§ **Recorded data**:

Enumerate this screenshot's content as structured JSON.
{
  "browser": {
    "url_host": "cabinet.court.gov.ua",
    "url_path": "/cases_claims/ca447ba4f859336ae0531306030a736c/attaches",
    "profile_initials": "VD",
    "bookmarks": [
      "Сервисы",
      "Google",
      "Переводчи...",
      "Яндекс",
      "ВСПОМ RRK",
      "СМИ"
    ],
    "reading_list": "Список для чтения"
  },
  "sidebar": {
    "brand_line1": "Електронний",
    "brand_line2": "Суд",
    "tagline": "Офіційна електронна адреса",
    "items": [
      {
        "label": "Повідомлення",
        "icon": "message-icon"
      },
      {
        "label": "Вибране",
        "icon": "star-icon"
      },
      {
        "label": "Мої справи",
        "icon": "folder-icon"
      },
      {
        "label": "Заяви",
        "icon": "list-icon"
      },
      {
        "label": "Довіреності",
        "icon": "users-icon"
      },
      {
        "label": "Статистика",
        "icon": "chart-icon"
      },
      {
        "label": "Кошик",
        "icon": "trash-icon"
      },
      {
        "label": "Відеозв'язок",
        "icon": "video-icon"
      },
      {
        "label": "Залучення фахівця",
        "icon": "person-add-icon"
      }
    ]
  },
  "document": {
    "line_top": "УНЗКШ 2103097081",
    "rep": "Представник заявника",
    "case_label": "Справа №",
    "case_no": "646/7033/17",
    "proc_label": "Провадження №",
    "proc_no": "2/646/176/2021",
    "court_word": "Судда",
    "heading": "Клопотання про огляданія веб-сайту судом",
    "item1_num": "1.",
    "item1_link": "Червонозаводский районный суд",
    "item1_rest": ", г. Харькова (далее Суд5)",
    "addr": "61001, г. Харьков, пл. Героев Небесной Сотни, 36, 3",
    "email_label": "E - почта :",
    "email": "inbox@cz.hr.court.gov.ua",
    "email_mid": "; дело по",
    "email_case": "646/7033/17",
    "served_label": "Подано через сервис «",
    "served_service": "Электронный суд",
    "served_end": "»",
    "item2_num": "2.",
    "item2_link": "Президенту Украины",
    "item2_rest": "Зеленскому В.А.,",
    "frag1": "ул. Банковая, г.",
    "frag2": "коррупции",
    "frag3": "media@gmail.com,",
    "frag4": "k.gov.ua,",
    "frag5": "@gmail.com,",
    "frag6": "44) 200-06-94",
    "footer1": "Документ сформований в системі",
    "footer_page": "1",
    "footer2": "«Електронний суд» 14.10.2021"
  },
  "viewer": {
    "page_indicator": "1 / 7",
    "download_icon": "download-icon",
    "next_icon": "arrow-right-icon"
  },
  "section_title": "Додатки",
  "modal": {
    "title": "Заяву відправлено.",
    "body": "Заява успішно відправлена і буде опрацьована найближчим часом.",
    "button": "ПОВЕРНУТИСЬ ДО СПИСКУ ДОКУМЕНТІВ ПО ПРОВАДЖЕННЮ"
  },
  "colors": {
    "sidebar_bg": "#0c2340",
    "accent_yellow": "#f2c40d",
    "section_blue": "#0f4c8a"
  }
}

§ **The exercise**: Give an exact copy of all the data shown above.

§ **Task output**:
Enumerate this screenshot's content as structured JSON.
{
  "browser": {
    "url_host": "cabinet.court.gov.ua",
    "url_path": "/cases_claims/ca447ba4f859336ae0531306030a736c/attaches",
    "profile_initials": "VD",
    "bookmarks": [
      "Сервисы",
      "Google",
      "Переводчи...",
      "Яндекс",
      "ВСПОМ RRK",
      "СМИ"
    ],
    "reading_list": "Список для чтения"
  },
  "sidebar": {
    "brand_line1": "Електронний",
    "brand_line2": "Суд",
    "tagline": "Офіційна електронна адреса",
    "items": [
      {
        "label": "Повідомлення",
        "icon": "message-icon"
      },
      {
        "label": "Вибране",
        "icon": "star-icon"
      },
      {
        "label": "Мої справи",
        "icon": "folder-icon"
      },
      {
        "label": "Заяви",
        "icon": "list-icon"
      },
      {
        "label": "Довіреності",
        "icon": "users-icon"
      },
      {
        "label": "Статистика",
        "icon": "chart-icon"
      },
      {
        "label": "Кошик",
        "icon": "trash-icon"
      },
      {
        "label": "Відеозв'язок",
        "icon": "video-icon"
      },
      {
        "label": "Залучення фахівця",
        "icon": "person-add-icon"
      }
    ]
  },
  "document": {
    "line_top": "УНЗКШ 2103097081",
    "rep": "Представник заявника",
    "case_label": "Справа №",
    "case_no": "646/7033/17",
    "proc_label": "Провадження №",
    "proc_no": "2/646/176/2021",
    "court_word": "Судда",
    "heading": "Клопотання про огляданія веб-сайту судом",
    "item1_num": "1.",
    "item1_link": "Червонозаводский районный суд",
    "item1_rest": ", г. Харькова (далее Суд5)",
    "addr": "61001, г. Харьков, пл. Героев Небесной Сотни, 36, 3",
    "email_label": "E - почта :",
    "email": "inbox@cz.hr.court.gov.ua",
    "email_mid": "; дело по",
    "email_case": "646/7033/17",
    "served_label": "Подано через сервис «",
    "served_service": "Электронный суд",
    "served_end": "»",
    "item2_num": "2.",
    "item2_link": "Президенту Украины",
    "item2_rest": "Зеленскому В.А.,",
    "frag1": "ул. Банковая, г.",
    "frag2": "коррупции",
    "frag3": "media@gmail.com,",
    "frag4": "k.gov.ua,",
    "frag5": "@gmail.com,",
    "frag6": "44) 200-06-94",
    "footer1": "Документ сформований в системі",
    "footer_page": "1",
    "footer2": "«Електронний суд» 14.10.2021"
  },
  "viewer": {
    "page_indicator": "1 / 7",
    "download_icon": "download-icon",
    "next_icon": "arrow-right-icon"
  },
  "section_title": "Додатки",
  "modal": {
    "title": "Заяву відправлено.",
    "body": "Заява успішно відправлена і буде опрацьована найближчим часом.",
    "button": "ПОВЕРНУТИСЬ ДО СПИСКУ ДОКУМЕНТІВ ПО ПРОВАДЖЕННЮ"
  },
  "colors": {
    "sidebar_bg": "#0c2340",
    "accent_yellow": "#f2c40d",
    "section_blue": "#0f4c8a"
  }
}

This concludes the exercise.